AIM OF THE TASK:
Copy out each line featuring the string "title" from the entries beneath.

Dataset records
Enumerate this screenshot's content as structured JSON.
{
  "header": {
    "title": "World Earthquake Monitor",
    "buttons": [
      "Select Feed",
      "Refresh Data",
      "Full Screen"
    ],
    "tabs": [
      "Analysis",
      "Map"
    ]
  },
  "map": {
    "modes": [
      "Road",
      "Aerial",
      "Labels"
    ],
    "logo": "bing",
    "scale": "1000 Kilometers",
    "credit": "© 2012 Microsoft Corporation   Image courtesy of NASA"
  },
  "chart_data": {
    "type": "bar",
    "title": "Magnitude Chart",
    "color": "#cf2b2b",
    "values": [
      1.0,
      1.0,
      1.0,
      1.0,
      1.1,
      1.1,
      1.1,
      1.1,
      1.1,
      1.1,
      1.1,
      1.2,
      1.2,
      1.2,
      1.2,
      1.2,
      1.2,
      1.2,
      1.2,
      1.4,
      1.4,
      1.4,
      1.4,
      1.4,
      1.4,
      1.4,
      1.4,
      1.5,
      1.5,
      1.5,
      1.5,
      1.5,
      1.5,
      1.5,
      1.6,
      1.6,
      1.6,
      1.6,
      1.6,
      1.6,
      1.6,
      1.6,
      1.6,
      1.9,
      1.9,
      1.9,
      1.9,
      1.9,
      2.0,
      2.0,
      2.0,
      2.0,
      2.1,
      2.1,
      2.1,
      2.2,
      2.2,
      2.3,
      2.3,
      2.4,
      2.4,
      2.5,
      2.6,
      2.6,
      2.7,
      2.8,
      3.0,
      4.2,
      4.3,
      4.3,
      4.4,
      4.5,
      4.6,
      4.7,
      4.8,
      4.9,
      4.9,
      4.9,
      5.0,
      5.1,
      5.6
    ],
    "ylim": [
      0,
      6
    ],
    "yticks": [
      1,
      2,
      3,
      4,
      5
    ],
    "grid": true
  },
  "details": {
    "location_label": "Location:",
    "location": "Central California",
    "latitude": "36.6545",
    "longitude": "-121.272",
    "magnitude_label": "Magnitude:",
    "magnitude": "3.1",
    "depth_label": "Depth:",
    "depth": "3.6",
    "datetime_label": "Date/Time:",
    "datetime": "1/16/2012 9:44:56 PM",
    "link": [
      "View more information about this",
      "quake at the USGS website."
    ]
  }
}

THE RESPONSE:
    "title": "World Earthquake Monitor",
    "title": "Magnitude Chart",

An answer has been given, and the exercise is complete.